TASK DESCRIPTION:
Show only lines that include "gammalt".

RECORDS FOR THIS TASK:

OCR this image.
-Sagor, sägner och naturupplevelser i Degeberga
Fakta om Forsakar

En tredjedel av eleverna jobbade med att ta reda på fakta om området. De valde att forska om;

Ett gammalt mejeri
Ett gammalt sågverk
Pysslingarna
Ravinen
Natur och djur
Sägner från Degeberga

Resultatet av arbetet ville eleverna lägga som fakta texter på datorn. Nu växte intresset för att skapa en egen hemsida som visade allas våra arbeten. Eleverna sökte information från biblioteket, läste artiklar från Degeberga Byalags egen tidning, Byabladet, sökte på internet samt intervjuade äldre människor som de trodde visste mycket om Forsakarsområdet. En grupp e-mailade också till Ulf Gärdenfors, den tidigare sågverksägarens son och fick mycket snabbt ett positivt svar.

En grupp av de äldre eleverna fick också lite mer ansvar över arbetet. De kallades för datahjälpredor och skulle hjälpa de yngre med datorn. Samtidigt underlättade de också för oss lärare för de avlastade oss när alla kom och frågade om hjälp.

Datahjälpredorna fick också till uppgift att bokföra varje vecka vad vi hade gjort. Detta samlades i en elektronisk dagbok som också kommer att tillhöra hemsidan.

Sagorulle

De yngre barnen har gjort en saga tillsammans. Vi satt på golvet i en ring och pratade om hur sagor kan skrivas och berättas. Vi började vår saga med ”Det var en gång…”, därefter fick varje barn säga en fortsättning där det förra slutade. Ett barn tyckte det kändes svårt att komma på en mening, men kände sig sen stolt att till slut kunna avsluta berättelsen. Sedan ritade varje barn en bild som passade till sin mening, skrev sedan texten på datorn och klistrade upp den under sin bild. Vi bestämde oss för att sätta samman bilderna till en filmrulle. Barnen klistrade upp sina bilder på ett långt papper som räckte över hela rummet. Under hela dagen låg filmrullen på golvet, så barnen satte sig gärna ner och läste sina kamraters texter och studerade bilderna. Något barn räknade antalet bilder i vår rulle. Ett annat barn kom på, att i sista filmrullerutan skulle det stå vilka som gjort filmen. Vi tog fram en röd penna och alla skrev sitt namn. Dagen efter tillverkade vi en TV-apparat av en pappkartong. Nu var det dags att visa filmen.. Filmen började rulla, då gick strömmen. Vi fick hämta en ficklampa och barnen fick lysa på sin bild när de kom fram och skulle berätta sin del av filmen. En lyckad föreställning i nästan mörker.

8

TASK ANSWER:
Ett gammalt mejeri
Ett gammalt sågverk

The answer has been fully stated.